> [WHAT IS ASKED]: Every record should be copied exactly, except that pictures are to be omitted.

> [DATA ENTRIES]:
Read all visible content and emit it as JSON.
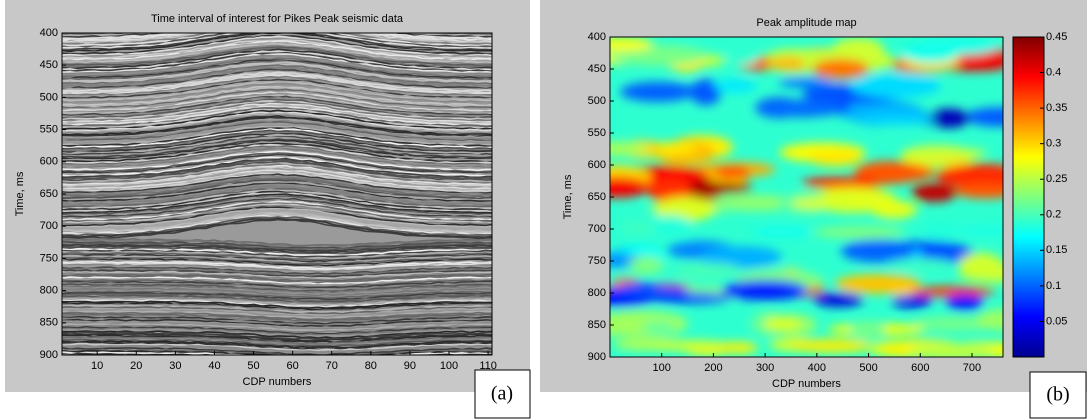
{
  "chart_data": [
    {
      "type": "image",
      "title": "Time interval of interest for Pikes Peak seismic data",
      "xlabel": "CDP numbers",
      "ylabel": "Time, ms",
      "colormap": "gray",
      "xlim": [
        1,
        111
      ],
      "xticks": [
        10,
        20,
        30,
        40,
        50,
        60,
        70,
        80,
        90,
        100,
        110
      ],
      "ylim": [
        400,
        900
      ],
      "yticks": [
        400,
        450,
        500,
        550,
        600,
        650,
        700,
        750,
        800,
        850,
        900
      ],
      "panel_label": "(a)"
    },
    {
      "type": "heatmap",
      "title": "Peak amplitude map",
      "xlabel": "CDP numbers",
      "ylabel": "Time, ms",
      "colormap": "jet",
      "xlim": [
        0,
        760
      ],
      "xticks": [
        100,
        200,
        300,
        400,
        500,
        600,
        700
      ],
      "ylim": [
        400,
        900
      ],
      "yticks": [
        400,
        450,
        500,
        550,
        600,
        650,
        700,
        750,
        800,
        850,
        900
      ],
      "clim": [
        0,
        0.45
      ],
      "cticks": [
        0.05,
        0.1,
        0.15,
        0.2,
        0.25,
        0.3,
        0.35,
        0.4,
        0.45
      ],
      "panel_label": "(b)"
    }
  ]
}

> [IN RESPONSE]:
Read all visible content and emit it as JSON.
{
  "chart_data": [
    {
      "type": "image",
      "title": "Time interval of interest for Pikes Peak seismic data",
      "xlabel": "CDP numbers",
      "ylabel": "Time, ms",
      "colormap": "gray",
      "xlim": [
        1,
        111
      ],
      "xticks": [
        10,
        20,
        30,
        40,
        50,
        60,
        70,
        80,
        90,
        100,
        110
      ],
      "ylim": [
        400,
        900
      ],
      "yticks": [
        400,
        450,
        500,
        550,
        600,
        650,
        700,
        750,
        800,
        850,
        900
      ],
      "panel_label": "(a)"
    },
    {
      "type": "heatmap",
      "title": "Peak amplitude map",
      "xlabel": "CDP numbers",
      "ylabel": "Time, ms",
      "colormap": "jet",
      "xlim": [
        0,
        760
      ],
      "xticks": [
        100,
        200,
        300,
        400,
        500,
        600,
        700
      ],
      "ylim": [
        400,
        900
      ],
      "yticks": [
        400,
        450,
        500,
        550,
        600,
        650,
        700,
        750,
        800,
        850,
        900
      ],
      "clim": [
        0,
        0.45
      ],
      "cticks": [
        0.05,
        0.1,
        0.15,
        0.2,
        0.25,
        0.3,
        0.35,
        0.4,
        0.45
      ],
      "panel_label": "(b)"
    }
  ]
}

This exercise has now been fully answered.